§ Problem to work on:
Reproduce each line of the material precisely.

§ Dataset extract:
# # # # #

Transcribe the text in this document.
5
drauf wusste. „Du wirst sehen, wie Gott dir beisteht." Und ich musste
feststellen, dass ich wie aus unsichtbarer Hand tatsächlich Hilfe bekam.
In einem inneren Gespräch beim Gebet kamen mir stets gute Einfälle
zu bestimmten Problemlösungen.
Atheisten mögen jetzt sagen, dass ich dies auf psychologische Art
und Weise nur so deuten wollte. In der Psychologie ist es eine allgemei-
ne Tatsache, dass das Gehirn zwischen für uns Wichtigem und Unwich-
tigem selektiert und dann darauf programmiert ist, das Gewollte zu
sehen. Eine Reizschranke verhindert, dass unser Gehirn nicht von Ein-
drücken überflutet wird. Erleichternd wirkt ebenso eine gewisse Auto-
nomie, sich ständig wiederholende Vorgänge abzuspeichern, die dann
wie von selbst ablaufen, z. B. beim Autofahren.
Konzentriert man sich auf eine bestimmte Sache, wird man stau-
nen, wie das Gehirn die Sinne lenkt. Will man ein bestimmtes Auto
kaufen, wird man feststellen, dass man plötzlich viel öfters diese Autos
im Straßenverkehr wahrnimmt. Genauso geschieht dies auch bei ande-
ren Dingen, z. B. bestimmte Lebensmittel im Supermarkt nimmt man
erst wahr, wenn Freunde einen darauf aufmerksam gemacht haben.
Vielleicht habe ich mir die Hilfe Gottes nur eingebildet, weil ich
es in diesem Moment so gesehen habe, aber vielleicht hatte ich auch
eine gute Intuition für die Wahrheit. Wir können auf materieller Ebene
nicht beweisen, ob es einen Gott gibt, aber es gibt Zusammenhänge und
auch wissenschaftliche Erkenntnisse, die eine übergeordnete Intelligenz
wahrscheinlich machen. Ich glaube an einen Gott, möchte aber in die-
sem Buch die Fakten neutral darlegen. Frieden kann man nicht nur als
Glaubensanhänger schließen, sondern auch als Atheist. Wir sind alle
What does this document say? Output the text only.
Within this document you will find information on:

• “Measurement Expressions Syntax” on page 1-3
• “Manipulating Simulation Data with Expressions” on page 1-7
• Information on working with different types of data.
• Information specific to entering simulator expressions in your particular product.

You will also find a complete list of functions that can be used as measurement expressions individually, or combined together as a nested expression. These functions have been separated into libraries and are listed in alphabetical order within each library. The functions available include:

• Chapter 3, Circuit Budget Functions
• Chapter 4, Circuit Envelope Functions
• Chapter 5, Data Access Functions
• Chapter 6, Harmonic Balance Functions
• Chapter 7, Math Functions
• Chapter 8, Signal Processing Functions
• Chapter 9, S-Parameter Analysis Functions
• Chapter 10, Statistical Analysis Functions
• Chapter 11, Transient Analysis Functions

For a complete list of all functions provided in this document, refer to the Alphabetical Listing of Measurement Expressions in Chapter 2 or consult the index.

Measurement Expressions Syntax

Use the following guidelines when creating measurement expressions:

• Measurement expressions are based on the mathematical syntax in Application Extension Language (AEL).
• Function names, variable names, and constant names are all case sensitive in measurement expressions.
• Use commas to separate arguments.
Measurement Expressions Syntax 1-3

# # # # #

§ Exercise solution:
Transcribe the text in this document.
5
drauf wusste. „Du wirst sehen, wie Gott dir beisteht." Und ich musste
feststellen, dass ich wie aus unsichtbarer Hand tatsächlich Hilfe bekam.
In einem inneren Gespräch beim Gebet kamen mir stets gute Einfälle
zu bestimmten Problemlösungen.
Atheisten mögen jetzt sagen, dass ich dies auf psychologische Art
und Weise nur so deuten wollte. In der Psychologie ist es eine allgemei-
ne Tatsache, dass das Gehirn zwischen für uns Wichtigem und Unwich-
tigem selektiert und dann darauf programmiert ist, das Gewollte zu
sehen. Eine Reizschranke verhindert, dass unser Gehirn nicht von Ein-
drücken überflutet wird. Erleichternd wirkt ebenso eine gewisse Auto-
nomie, sich ständig wiederholende Vorgänge abzuspeichern, die dann
wie von selbst ablaufen, z. B. beim Autofahren.
Konzentriert man sich auf eine bestimmte Sache, wird man stau-
nen, wie das Gehirn die Sinne lenkt. Will man ein bestimmtes Auto
kaufen, wird man feststellen, dass man plötzlich viel öfters diese Autos
im Straßenverkehr wahrnimmt. Genauso geschieht dies auch bei ande-
ren Dingen, z. B. bestimmte Lebensmittel im Supermarkt nimmt man
erst wahr, wenn Freunde einen darauf aufmerksam gemacht haben.
Vielleicht habe ich mir die Hilfe Gottes nur eingebildet, weil ich
es in diesem Moment so gesehen habe, aber vielleicht hatte ich auch
eine gute Intuition für die Wahrheit. Wir können auf materieller Ebene
nicht beweisen, ob es einen Gott gibt, aber es gibt Zusammenhänge und
auch wissenschaftliche Erkenntnisse, die eine übergeordnete Intelligenz
wahrscheinlich machen. Ich glaube an einen Gott, möchte aber in die-
sem Buch die Fakten neutral darlegen. Frieden kann man nicht nur als
Glaubensanhänger schließen, sondern auch als Atheist. Wir sind alle
What does this document say? Output the text only.
Within this document you will find information on:

• “Measurement Expressions Syntax” on page 1-3
• “Manipulating Simulation Data with Expressions” on page 1-7
• Information on working with different types of data.
• Information specific to entering simulator expressions in your particular product.

You will also find a complete list of functions that can be used as measurement expressions individually, or combined together as a nested expression. These functions have been separated into libraries and are listed in alphabetical order within each library. The functions available include:

• Chapter 3, Circuit Budget Functions
• Chapter 4, Circuit Envelope Functions
• Chapter 5, Data Access Functions
• Chapter 6, Harmonic Balance Functions
• Chapter 7, Math Functions
• Chapter 8, Signal Processing Functions
• Chapter 9, S-Parameter Analysis Functions
• Chapter 10, Statistical Analysis Functions
• Chapter 11, Transient Analysis Functions

For a complete list of all functions provided in this document, refer to the Alphabetical Listing of Measurement Expressions in Chapter 2 or consult the index.

Measurement Expressions Syntax

Use the following guidelines when creating measurement expressions:

• Measurement expressions are based on the mathematical syntax in Application Extension Language (AEL).
• Function names, variable names, and constant names are all case sensitive in measurement expressions.
• Use commas to separate arguments.
Measurement Expressions Syntax 1-3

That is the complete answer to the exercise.